• **Task prompt**
Each line of the material below that holds the word "Feed" needs to be copied.
** begin Task data **
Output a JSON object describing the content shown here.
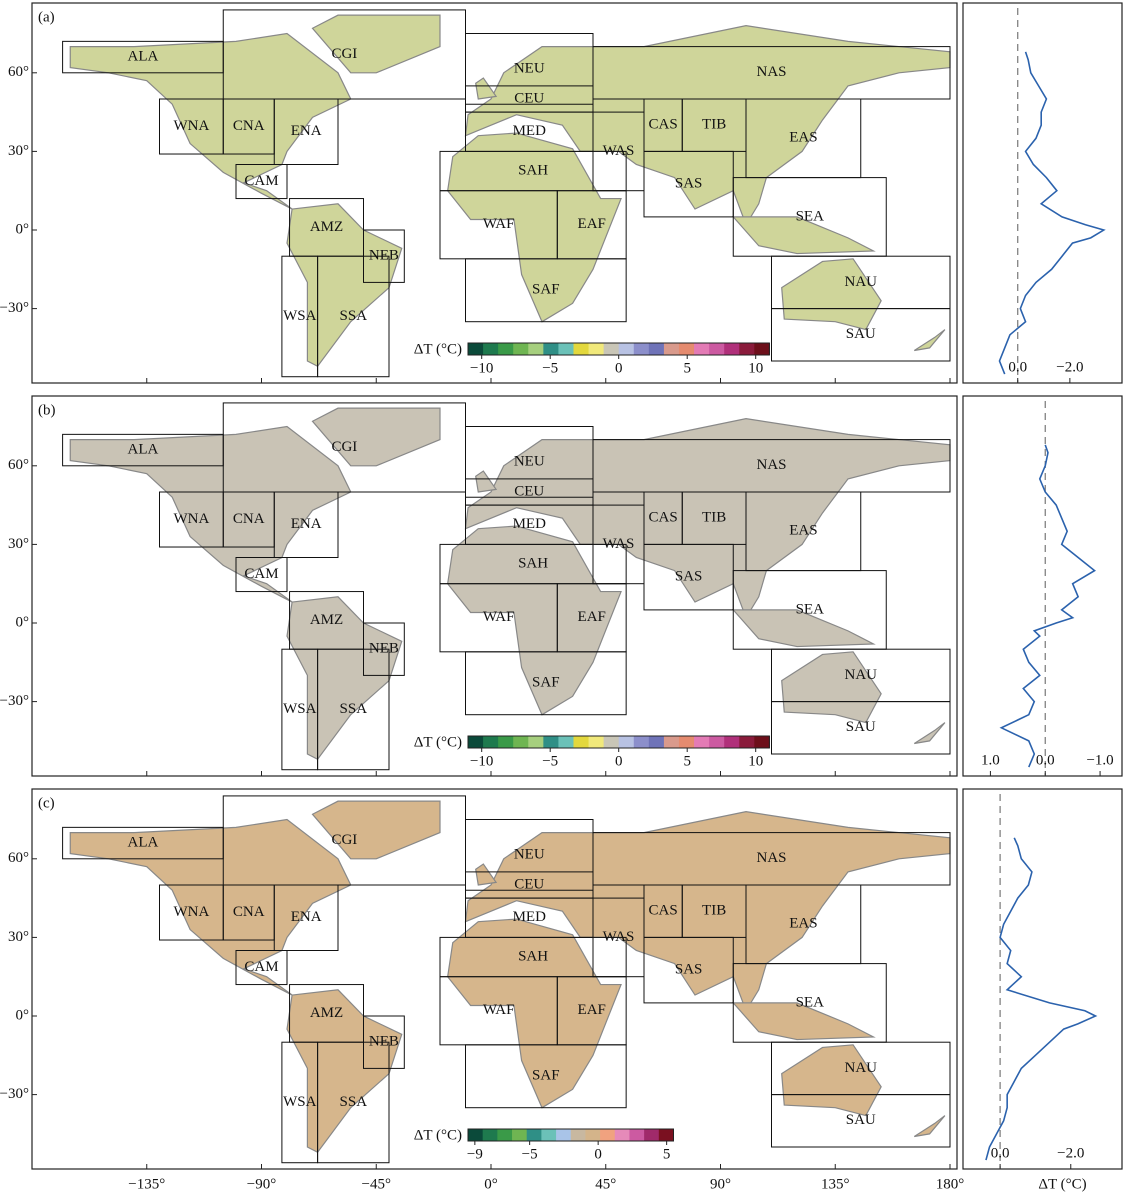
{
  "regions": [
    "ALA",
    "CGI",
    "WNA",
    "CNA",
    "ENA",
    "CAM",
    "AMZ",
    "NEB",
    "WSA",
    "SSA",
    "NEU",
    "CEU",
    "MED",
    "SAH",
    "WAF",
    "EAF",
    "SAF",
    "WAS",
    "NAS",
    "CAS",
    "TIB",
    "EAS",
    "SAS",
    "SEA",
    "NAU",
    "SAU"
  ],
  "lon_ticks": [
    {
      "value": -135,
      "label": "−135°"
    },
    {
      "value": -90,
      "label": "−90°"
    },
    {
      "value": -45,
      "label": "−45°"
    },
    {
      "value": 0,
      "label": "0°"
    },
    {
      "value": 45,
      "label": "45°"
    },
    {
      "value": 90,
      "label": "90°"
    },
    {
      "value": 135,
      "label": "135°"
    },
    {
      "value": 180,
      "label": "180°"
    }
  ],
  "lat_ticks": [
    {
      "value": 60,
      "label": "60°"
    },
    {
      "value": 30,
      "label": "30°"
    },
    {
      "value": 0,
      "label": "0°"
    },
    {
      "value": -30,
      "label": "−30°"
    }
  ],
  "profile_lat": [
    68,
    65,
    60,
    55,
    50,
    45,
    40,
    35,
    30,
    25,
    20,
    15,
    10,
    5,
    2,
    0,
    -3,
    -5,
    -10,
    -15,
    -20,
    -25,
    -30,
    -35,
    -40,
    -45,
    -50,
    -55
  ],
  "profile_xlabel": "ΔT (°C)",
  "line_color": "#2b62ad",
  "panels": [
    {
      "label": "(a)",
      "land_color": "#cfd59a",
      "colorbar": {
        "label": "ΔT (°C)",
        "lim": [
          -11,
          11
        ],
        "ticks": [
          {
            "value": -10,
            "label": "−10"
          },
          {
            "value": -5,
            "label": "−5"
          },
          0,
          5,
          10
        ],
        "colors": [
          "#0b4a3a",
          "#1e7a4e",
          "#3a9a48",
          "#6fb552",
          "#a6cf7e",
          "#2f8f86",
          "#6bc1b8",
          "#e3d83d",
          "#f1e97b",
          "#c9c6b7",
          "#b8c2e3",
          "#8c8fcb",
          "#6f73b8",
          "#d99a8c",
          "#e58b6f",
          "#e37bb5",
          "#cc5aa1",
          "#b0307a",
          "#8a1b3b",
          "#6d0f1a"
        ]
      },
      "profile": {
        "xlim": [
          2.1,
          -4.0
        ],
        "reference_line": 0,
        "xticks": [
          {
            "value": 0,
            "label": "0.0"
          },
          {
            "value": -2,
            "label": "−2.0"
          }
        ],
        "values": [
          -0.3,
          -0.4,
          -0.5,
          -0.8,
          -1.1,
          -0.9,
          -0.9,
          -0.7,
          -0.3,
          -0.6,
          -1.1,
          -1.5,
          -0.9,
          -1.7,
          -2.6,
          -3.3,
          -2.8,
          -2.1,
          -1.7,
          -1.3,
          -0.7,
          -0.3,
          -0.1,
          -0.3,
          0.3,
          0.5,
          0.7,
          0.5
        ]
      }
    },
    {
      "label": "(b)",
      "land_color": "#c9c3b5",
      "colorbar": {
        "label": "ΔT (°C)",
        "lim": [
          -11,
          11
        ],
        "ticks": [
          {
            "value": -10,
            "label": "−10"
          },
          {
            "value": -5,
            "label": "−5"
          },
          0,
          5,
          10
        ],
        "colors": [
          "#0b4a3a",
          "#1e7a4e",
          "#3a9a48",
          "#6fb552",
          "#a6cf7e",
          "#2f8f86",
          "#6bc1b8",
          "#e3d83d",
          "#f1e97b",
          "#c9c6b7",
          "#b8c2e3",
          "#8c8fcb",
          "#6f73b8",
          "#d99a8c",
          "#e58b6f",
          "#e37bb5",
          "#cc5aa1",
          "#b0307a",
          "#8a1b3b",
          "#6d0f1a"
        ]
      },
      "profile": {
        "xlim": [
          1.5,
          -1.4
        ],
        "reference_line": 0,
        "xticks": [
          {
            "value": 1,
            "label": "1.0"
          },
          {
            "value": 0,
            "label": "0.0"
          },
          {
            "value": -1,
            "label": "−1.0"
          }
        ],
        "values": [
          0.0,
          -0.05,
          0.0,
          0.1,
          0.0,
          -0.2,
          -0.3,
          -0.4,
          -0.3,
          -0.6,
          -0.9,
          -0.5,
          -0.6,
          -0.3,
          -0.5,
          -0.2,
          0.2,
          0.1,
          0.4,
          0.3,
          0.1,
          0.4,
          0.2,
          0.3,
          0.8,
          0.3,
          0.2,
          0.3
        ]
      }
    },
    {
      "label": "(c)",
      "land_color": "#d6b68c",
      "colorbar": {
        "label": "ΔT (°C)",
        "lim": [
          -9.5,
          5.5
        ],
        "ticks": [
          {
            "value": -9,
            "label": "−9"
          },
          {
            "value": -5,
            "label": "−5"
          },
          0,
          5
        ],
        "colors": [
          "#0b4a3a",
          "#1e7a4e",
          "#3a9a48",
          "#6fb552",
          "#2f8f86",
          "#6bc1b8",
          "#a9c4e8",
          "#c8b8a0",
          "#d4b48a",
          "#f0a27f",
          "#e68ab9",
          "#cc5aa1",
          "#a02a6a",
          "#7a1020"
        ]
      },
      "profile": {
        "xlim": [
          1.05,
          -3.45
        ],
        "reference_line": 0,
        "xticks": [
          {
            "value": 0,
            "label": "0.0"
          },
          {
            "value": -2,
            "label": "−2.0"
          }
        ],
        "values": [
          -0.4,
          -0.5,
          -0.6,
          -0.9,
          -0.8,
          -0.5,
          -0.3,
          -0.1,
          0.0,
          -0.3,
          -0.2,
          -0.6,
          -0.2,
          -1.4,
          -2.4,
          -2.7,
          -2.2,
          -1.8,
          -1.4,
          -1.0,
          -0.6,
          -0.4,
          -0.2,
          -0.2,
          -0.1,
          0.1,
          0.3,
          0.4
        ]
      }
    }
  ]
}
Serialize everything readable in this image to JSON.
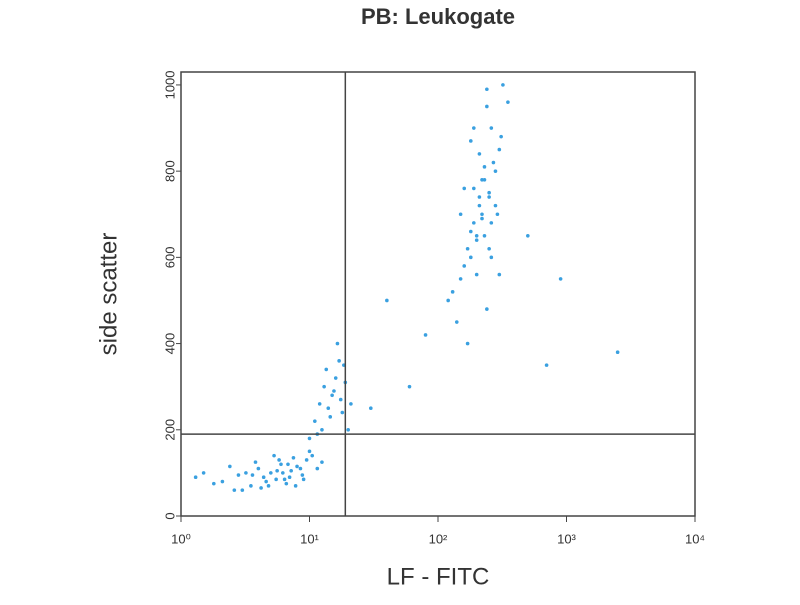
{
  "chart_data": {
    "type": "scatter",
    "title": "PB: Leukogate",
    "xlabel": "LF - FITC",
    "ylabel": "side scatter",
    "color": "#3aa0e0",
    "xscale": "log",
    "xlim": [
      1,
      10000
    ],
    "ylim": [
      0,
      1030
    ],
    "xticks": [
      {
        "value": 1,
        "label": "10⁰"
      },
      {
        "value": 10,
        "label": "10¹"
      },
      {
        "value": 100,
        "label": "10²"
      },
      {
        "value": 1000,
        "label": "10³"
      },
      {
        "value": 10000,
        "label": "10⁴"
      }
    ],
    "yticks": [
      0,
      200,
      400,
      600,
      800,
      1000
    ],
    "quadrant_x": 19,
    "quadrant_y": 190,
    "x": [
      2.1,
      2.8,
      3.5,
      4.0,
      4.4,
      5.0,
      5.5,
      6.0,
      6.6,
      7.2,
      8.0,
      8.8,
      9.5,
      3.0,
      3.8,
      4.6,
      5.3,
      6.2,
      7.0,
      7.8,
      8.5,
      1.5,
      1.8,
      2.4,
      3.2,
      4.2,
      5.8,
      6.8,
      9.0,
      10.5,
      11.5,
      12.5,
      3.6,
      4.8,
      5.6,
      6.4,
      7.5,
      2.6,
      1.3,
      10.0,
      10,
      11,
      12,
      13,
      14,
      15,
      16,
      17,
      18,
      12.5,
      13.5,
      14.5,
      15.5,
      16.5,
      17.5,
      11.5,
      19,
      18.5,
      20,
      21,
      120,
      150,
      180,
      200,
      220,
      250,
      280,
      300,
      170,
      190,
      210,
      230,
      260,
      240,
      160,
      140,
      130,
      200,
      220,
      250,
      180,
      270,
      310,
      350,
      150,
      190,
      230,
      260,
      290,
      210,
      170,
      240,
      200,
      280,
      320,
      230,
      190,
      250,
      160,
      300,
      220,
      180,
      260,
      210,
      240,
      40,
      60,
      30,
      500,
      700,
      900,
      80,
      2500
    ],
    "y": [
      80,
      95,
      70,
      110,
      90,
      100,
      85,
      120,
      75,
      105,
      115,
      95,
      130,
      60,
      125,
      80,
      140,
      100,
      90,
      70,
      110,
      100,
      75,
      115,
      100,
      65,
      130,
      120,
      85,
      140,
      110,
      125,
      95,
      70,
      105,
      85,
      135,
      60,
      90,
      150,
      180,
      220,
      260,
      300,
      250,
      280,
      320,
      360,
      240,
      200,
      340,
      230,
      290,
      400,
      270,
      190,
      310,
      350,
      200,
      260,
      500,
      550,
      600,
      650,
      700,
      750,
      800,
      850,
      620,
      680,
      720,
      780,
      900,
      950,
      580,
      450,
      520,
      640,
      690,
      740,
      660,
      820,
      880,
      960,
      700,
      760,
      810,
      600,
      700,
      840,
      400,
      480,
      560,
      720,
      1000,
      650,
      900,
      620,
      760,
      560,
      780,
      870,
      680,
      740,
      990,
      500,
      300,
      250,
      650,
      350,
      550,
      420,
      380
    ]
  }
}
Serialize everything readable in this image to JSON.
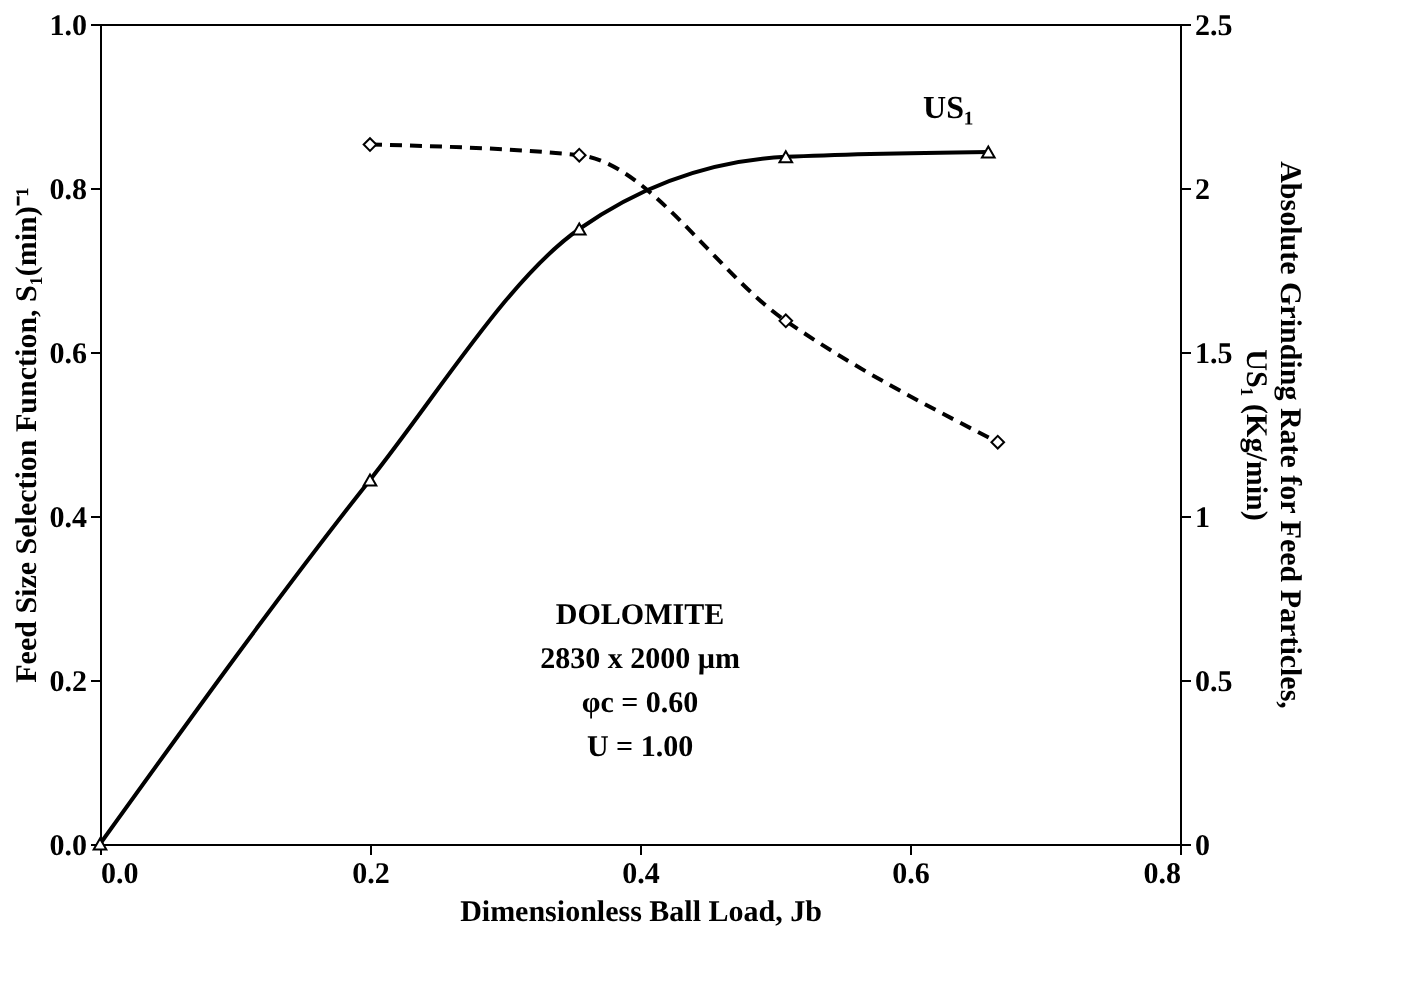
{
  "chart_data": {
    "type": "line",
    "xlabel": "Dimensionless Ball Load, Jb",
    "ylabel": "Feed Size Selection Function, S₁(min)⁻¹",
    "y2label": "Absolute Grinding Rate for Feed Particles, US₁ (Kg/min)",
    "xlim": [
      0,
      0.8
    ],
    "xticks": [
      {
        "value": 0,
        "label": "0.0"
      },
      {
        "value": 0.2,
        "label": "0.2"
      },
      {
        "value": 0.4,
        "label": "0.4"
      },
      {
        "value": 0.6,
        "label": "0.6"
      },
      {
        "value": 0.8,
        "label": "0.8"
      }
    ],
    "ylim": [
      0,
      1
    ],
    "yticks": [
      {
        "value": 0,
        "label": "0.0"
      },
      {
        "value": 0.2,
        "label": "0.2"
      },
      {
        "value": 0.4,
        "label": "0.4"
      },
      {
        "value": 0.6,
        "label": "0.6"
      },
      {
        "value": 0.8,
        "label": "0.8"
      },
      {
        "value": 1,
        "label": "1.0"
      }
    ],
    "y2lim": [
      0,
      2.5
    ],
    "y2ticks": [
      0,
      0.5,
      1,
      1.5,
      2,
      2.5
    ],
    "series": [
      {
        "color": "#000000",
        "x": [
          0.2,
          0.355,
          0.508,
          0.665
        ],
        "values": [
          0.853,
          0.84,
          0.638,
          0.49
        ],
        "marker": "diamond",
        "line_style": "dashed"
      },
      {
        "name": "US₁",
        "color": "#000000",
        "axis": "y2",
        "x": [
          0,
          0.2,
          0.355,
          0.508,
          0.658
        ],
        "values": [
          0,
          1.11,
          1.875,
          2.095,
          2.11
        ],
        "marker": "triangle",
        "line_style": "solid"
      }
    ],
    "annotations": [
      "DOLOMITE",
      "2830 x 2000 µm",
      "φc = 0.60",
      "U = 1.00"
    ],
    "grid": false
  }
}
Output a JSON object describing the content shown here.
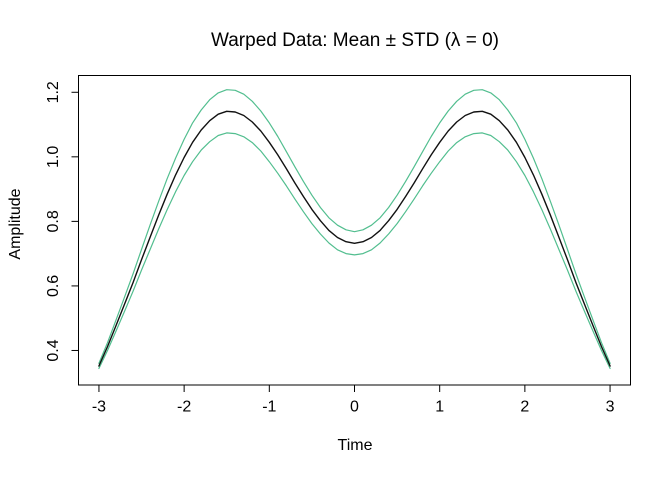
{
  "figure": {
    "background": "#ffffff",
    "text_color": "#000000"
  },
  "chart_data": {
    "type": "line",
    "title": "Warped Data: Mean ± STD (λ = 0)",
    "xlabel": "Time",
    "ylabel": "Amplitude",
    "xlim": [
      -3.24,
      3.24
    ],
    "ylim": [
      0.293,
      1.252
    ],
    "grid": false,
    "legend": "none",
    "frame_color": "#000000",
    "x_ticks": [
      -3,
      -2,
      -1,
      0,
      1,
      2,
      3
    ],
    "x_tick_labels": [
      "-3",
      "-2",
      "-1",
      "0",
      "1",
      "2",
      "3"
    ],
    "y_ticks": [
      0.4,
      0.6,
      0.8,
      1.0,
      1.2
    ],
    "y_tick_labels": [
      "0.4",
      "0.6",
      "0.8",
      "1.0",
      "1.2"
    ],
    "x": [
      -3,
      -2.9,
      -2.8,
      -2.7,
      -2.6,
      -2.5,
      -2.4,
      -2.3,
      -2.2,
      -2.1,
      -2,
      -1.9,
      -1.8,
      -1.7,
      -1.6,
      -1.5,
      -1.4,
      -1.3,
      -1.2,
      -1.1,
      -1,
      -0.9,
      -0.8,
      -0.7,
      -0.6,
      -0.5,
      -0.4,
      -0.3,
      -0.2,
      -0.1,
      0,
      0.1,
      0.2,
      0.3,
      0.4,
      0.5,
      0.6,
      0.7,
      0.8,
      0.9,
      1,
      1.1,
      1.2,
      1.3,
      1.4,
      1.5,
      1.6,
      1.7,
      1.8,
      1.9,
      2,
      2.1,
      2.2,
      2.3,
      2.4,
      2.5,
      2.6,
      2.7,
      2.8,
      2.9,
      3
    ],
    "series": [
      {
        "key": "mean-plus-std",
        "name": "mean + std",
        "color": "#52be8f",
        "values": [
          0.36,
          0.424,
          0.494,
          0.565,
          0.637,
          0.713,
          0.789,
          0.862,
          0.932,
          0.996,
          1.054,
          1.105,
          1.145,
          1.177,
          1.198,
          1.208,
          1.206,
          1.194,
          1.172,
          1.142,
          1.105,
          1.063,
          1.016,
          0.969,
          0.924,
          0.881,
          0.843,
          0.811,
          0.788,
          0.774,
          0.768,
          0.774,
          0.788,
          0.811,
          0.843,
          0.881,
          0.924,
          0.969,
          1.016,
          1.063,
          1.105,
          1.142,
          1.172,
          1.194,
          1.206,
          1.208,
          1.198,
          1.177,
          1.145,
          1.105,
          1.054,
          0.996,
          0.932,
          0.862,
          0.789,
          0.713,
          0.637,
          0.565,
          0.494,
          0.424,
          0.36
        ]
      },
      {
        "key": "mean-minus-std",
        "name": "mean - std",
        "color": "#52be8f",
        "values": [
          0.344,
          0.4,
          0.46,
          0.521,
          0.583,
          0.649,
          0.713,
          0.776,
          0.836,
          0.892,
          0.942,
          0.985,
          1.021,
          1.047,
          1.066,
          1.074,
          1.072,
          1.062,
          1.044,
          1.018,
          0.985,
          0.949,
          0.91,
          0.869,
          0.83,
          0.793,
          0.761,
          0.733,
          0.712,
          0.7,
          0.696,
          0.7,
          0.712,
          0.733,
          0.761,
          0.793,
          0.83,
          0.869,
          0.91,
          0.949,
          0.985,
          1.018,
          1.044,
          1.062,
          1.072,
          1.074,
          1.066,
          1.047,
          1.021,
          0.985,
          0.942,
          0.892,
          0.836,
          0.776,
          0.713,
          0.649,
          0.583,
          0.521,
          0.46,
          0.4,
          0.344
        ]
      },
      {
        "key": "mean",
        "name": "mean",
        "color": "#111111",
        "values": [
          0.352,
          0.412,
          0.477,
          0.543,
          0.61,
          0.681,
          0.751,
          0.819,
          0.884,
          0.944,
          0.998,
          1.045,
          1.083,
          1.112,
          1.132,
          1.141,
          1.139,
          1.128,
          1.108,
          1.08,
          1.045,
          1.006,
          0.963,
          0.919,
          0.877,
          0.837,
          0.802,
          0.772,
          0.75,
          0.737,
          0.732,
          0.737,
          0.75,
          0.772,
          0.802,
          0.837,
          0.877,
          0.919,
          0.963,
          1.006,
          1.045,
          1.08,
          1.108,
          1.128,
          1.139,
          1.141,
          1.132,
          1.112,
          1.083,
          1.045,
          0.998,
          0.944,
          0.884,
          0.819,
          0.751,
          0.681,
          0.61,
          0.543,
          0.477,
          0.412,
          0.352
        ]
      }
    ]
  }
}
** end Task data **
• **Solution to the problem**
    "ylabel": "Feed Size Selection Function, S₁(min)⁻¹",
    "y2label": "Absolute Grinding Rate for Feed Particles, US₁ (Kg/min)",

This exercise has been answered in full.